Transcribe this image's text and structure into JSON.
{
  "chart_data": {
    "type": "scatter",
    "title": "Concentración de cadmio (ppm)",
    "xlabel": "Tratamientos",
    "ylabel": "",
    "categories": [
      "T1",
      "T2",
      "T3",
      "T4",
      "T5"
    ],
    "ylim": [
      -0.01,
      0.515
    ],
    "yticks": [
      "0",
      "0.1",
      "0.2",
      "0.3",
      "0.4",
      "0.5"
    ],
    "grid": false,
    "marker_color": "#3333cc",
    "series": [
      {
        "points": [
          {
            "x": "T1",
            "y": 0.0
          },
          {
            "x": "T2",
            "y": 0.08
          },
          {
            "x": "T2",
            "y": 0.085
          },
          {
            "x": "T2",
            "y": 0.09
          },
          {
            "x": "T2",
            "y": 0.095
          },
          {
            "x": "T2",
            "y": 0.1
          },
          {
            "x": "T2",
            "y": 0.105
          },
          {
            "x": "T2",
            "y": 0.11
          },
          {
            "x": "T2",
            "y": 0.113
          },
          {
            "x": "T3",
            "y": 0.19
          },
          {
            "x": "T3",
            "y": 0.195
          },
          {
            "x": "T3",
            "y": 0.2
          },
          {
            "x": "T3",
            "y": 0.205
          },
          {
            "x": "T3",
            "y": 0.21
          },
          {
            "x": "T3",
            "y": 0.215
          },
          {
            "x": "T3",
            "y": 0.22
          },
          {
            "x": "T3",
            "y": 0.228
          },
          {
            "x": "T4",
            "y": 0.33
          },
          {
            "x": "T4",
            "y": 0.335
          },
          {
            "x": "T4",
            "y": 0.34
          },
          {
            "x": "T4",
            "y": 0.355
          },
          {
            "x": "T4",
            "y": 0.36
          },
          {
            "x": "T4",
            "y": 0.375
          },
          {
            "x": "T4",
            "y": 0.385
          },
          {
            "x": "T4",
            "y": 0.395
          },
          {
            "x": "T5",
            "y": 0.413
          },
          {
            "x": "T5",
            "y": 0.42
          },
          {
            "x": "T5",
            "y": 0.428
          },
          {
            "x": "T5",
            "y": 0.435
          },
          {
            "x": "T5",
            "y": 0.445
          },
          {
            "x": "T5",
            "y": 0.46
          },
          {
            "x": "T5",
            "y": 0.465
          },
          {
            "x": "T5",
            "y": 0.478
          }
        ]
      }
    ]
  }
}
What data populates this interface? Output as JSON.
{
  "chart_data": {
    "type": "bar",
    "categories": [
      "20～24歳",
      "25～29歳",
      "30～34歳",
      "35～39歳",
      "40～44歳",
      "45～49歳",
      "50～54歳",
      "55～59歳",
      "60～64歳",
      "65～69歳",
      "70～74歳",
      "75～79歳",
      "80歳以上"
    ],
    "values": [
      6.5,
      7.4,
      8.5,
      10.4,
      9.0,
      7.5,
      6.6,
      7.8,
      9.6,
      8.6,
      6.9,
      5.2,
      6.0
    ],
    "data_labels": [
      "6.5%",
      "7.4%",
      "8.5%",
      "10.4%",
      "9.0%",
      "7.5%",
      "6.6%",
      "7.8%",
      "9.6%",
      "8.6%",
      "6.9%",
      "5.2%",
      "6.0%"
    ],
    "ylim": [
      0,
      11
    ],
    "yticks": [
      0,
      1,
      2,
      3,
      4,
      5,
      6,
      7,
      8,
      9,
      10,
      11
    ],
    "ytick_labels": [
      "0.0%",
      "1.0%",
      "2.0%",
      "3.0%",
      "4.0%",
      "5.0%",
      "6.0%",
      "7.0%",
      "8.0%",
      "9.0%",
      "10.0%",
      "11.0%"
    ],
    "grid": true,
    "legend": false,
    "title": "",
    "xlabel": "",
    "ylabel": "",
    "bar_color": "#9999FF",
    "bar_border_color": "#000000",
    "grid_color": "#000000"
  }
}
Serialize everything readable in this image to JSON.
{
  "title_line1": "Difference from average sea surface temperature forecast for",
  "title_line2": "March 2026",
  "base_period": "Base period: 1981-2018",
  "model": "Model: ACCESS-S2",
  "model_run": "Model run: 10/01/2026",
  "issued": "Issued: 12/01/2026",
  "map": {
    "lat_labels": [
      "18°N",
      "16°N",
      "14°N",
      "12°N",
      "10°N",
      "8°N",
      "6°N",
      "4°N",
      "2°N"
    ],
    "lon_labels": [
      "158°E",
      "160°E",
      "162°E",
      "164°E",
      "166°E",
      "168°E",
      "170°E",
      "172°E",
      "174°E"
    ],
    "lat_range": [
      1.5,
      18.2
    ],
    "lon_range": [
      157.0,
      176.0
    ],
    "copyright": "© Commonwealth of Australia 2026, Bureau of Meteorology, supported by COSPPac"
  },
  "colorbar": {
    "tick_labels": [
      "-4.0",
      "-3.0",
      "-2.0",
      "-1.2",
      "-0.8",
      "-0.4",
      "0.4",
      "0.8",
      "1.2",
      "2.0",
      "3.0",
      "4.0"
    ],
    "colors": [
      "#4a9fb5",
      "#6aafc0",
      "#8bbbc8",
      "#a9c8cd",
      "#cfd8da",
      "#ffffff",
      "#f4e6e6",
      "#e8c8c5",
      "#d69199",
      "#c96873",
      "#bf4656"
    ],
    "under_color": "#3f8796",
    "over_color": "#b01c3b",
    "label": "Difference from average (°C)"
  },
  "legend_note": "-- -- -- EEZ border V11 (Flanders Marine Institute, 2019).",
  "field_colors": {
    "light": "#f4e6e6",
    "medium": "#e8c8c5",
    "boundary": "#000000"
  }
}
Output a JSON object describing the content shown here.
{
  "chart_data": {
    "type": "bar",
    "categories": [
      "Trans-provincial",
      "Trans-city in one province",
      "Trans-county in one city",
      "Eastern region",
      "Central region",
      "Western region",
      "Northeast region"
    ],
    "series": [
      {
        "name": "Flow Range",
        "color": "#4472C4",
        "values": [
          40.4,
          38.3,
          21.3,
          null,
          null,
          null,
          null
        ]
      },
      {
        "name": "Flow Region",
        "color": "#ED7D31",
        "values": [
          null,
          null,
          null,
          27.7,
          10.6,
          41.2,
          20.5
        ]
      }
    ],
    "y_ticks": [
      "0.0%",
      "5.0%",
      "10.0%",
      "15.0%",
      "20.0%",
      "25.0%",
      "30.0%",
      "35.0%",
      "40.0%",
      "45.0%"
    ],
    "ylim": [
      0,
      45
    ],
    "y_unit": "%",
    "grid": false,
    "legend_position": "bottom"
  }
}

_WHAT THIS TASK INVOLVES_. Select every line of the records holding the string "Output".

_EXPECTED ANSWER_.
What data populates this interface? Output as JSON.
Output a JSON object describing the content shown here.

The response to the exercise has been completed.